DIRECTIONS - The entries below are to be transcribed in full, without their images.
================================
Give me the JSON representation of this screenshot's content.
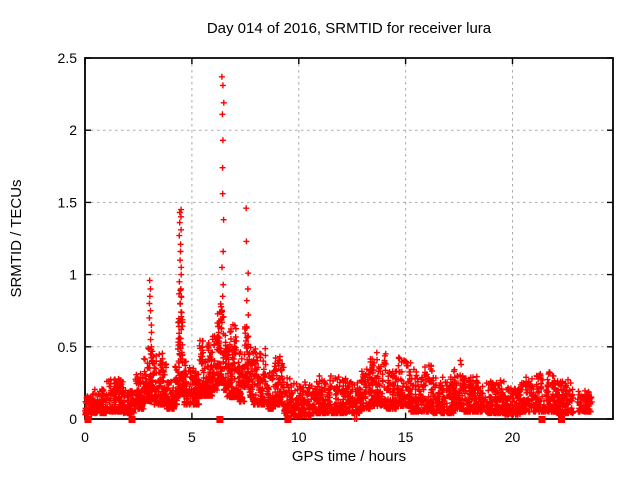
{
  "window": {
    "background": "#ffffff"
  },
  "chart_data": {
    "type": "scatter",
    "title": "Day 014 of 2016, SRMTID for receiver lura",
    "xlabel": "GPS time / hours",
    "ylabel": "SRMTID / TECUs",
    "xlim": [
      0,
      24.7
    ],
    "ylim": [
      0,
      2.5
    ],
    "xticks": [
      0,
      5,
      10,
      15,
      20
    ],
    "xtick_labels": [
      "0",
      "5",
      "10",
      "15",
      "20"
    ],
    "yticks": [
      0,
      0.5,
      1,
      1.5,
      2,
      2.5
    ],
    "ytick_labels": [
      "0",
      "0.5",
      "1",
      "1.5",
      "2",
      "2.5"
    ],
    "grid": true,
    "legend": "none",
    "marker": "plus",
    "colors": {
      "points": "#ff0000",
      "grid": "#a8a8a8",
      "axes": "#000000",
      "text": "#000000",
      "background": "#ffffff"
    },
    "series": [
      {
        "name": "SRMTID",
        "representation": "density-envelope",
        "band_segments_format": "[hour_start, hour_end, value_min, value_max, point_count]",
        "band_segments": [
          [
            0.0,
            0.35,
            0.03,
            0.16,
            55
          ],
          [
            0.35,
            1.0,
            0.04,
            0.21,
            95
          ],
          [
            1.0,
            1.8,
            0.05,
            0.28,
            115
          ],
          [
            1.8,
            2.3,
            0.04,
            0.2,
            70
          ],
          [
            2.3,
            2.75,
            0.07,
            0.32,
            65
          ],
          [
            2.75,
            3.25,
            0.12,
            0.5,
            70
          ],
          [
            3.25,
            3.8,
            0.1,
            0.46,
            85
          ],
          [
            3.8,
            4.2,
            0.07,
            0.27,
            60
          ],
          [
            4.2,
            4.35,
            0.1,
            0.4,
            25
          ],
          [
            4.35,
            4.6,
            0.18,
            0.9,
            60
          ],
          [
            4.6,
            4.75,
            0.1,
            0.4,
            25
          ],
          [
            4.75,
            5.35,
            0.1,
            0.36,
            85
          ],
          [
            5.35,
            5.95,
            0.16,
            0.55,
            90
          ],
          [
            5.95,
            6.2,
            0.2,
            0.62,
            40
          ],
          [
            6.2,
            6.5,
            0.25,
            0.8,
            60
          ],
          [
            6.5,
            6.65,
            0.2,
            0.6,
            25
          ],
          [
            6.65,
            7.15,
            0.15,
            0.66,
            80
          ],
          [
            7.15,
            7.45,
            0.12,
            0.5,
            45
          ],
          [
            7.45,
            7.7,
            0.22,
            0.66,
            45
          ],
          [
            7.7,
            7.85,
            0.15,
            0.5,
            25
          ],
          [
            7.85,
            8.45,
            0.1,
            0.5,
            80
          ],
          [
            8.45,
            8.85,
            0.07,
            0.33,
            55
          ],
          [
            8.85,
            9.3,
            0.1,
            0.47,
            60
          ],
          [
            9.3,
            9.65,
            0.04,
            0.3,
            45
          ],
          [
            9.65,
            10.65,
            0.02,
            0.27,
            120
          ],
          [
            10.65,
            12.25,
            0.04,
            0.3,
            195
          ],
          [
            12.25,
            12.85,
            0.04,
            0.26,
            70
          ],
          [
            12.85,
            13.35,
            0.07,
            0.35,
            65
          ],
          [
            13.35,
            14.1,
            0.09,
            0.46,
            100
          ],
          [
            14.1,
            14.55,
            0.07,
            0.33,
            60
          ],
          [
            14.55,
            15.25,
            0.09,
            0.43,
            95
          ],
          [
            15.25,
            16.25,
            0.05,
            0.38,
            120
          ],
          [
            16.25,
            17.25,
            0.04,
            0.29,
            115
          ],
          [
            17.25,
            17.7,
            0.07,
            0.42,
            60
          ],
          [
            17.7,
            18.7,
            0.05,
            0.3,
            125
          ],
          [
            18.7,
            19.6,
            0.04,
            0.27,
            110
          ],
          [
            19.6,
            20.35,
            0.03,
            0.22,
            85
          ],
          [
            20.35,
            21.2,
            0.05,
            0.3,
            100
          ],
          [
            21.2,
            22.0,
            0.05,
            0.33,
            95
          ],
          [
            22.0,
            22.85,
            0.04,
            0.28,
            100
          ],
          [
            23.05,
            23.7,
            0.05,
            0.2,
            70
          ]
        ],
        "spike_columns": [
          {
            "x": 3.06,
            "values": [
              0.96,
              0.9,
              0.85,
              0.8,
              0.75,
              0.7,
              0.65,
              0.6,
              0.55,
              0.5
            ]
          },
          {
            "x": 4.45,
            "values": [
              1.45,
              1.43,
              1.4,
              1.36,
              1.31,
              1.27,
              1.21,
              1.16,
              1.1,
              1.05,
              1.0,
              0.95,
              0.9,
              0.85,
              0.8,
              0.74,
              0.68,
              0.62,
              0.56
            ]
          },
          {
            "x": 6.45,
            "values": [
              2.37,
              2.31,
              2.19,
              2.11,
              1.93,
              1.74,
              1.56,
              1.38,
              1.16,
              1.05,
              0.93,
              0.85
            ]
          },
          {
            "x": 7.59,
            "values": [
              1.46,
              1.23,
              1.01,
              0.9,
              0.82,
              0.72,
              0.63
            ]
          }
        ],
        "zero_square_points_x": [
          0.14,
          2.2,
          6.31,
          9.49,
          21.38,
          22.29
        ],
        "zero_plus_points_x": [
          12.62,
          12.71
        ]
      }
    ],
    "render_seed": 20160114
  }
}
================================
FINISHED ANSWER -
Give me the JSON representation of this screenshot's content.
{
  "window": {
    "background": "#ffffff"
  },
  "chart_data": {
    "type": "scatter",
    "title": "Day 014 of 2016, SRMTID for receiver lura",
    "xlabel": "GPS time / hours",
    "ylabel": "SRMTID / TECUs",
    "xlim": [
      0,
      24.7
    ],
    "ylim": [
      0,
      2.5
    ],
    "xticks": [
      0,
      5,
      10,
      15,
      20
    ],
    "xtick_labels": [
      "0",
      "5",
      "10",
      "15",
      "20"
    ],
    "yticks": [
      0,
      0.5,
      1,
      1.5,
      2,
      2.5
    ],
    "ytick_labels": [
      "0",
      "0.5",
      "1",
      "1.5",
      "2",
      "2.5"
    ],
    "grid": true,
    "legend": "none",
    "marker": "plus",
    "colors": {
      "points": "#ff0000",
      "grid": "#a8a8a8",
      "axes": "#000000",
      "text": "#000000",
      "background": "#ffffff"
    },
    "series": [
      {
        "name": "SRMTID",
        "representation": "density-envelope",
        "band_segments_format": "[hour_start, hour_end, value_min, value_max, point_count]",
        "band_segments": [
          [
            0.0,
            0.35,
            0.03,
            0.16,
            55
          ],
          [
            0.35,
            1.0,
            0.04,
            0.21,
            95
          ],
          [
            1.0,
            1.8,
            0.05,
            0.28,
            115
          ],
          [
            1.8,
            2.3,
            0.04,
            0.2,
            70
          ],
          [
            2.3,
            2.75,
            0.07,
            0.32,
            65
          ],
          [
            2.75,
            3.25,
            0.12,
            0.5,
            70
          ],
          [
            3.25,
            3.8,
            0.1,
            0.46,
            85
          ],
          [
            3.8,
            4.2,
            0.07,
            0.27,
            60
          ],
          [
            4.2,
            4.35,
            0.1,
            0.4,
            25
          ],
          [
            4.35,
            4.6,
            0.18,
            0.9,
            60
          ],
          [
            4.6,
            4.75,
            0.1,
            0.4,
            25
          ],
          [
            4.75,
            5.35,
            0.1,
            0.36,
            85
          ],
          [
            5.35,
            5.95,
            0.16,
            0.55,
            90
          ],
          [
            5.95,
            6.2,
            0.2,
            0.62,
            40
          ],
          [
            6.2,
            6.5,
            0.25,
            0.8,
            60
          ],
          [
            6.5,
            6.65,
            0.2,
            0.6,
            25
          ],
          [
            6.65,
            7.15,
            0.15,
            0.66,
            80
          ],
          [
            7.15,
            7.45,
            0.12,
            0.5,
            45
          ],
          [
            7.45,
            7.7,
            0.22,
            0.66,
            45
          ],
          [
            7.7,
            7.85,
            0.15,
            0.5,
            25
          ],
          [
            7.85,
            8.45,
            0.1,
            0.5,
            80
          ],
          [
            8.45,
            8.85,
            0.07,
            0.33,
            55
          ],
          [
            8.85,
            9.3,
            0.1,
            0.47,
            60
          ],
          [
            9.3,
            9.65,
            0.04,
            0.3,
            45
          ],
          [
            9.65,
            10.65,
            0.02,
            0.27,
            120
          ],
          [
            10.65,
            12.25,
            0.04,
            0.3,
            195
          ],
          [
            12.25,
            12.85,
            0.04,
            0.26,
            70
          ],
          [
            12.85,
            13.35,
            0.07,
            0.35,
            65
          ],
          [
            13.35,
            14.1,
            0.09,
            0.46,
            100
          ],
          [
            14.1,
            14.55,
            0.07,
            0.33,
            60
          ],
          [
            14.55,
            15.25,
            0.09,
            0.43,
            95
          ],
          [
            15.25,
            16.25,
            0.05,
            0.38,
            120
          ],
          [
            16.25,
            17.25,
            0.04,
            0.29,
            115
          ],
          [
            17.25,
            17.7,
            0.07,
            0.42,
            60
          ],
          [
            17.7,
            18.7,
            0.05,
            0.3,
            125
          ],
          [
            18.7,
            19.6,
            0.04,
            0.27,
            110
          ],
          [
            19.6,
            20.35,
            0.03,
            0.22,
            85
          ],
          [
            20.35,
            21.2,
            0.05,
            0.3,
            100
          ],
          [
            21.2,
            22.0,
            0.05,
            0.33,
            95
          ],
          [
            22.0,
            22.85,
            0.04,
            0.28,
            100
          ],
          [
            23.05,
            23.7,
            0.05,
            0.2,
            70
          ]
        ],
        "spike_columns": [
          {
            "x": 3.06,
            "values": [
              0.96,
              0.9,
              0.85,
              0.8,
              0.75,
              0.7,
              0.65,
              0.6,
              0.55,
              0.5
            ]
          },
          {
            "x": 4.45,
            "values": [
              1.45,
              1.43,
              1.4,
              1.36,
              1.31,
              1.27,
              1.21,
              1.16,
              1.1,
              1.05,
              1.0,
              0.95,
              0.9,
              0.85,
              0.8,
              0.74,
              0.68,
              0.62,
              0.56
            ]
          },
          {
            "x": 6.45,
            "values": [
              2.37,
              2.31,
              2.19,
              2.11,
              1.93,
              1.74,
              1.56,
              1.38,
              1.16,
              1.05,
              0.93,
              0.85
            ]
          },
          {
            "x": 7.59,
            "values": [
              1.46,
              1.23,
              1.01,
              0.9,
              0.82,
              0.72,
              0.63
            ]
          }
        ],
        "zero_square_points_x": [
          0.14,
          2.2,
          6.31,
          9.49,
          21.38,
          22.29
        ],
        "zero_plus_points_x": [
          12.62,
          12.71
        ]
      }
    ],
    "render_seed": 20160114
  }
}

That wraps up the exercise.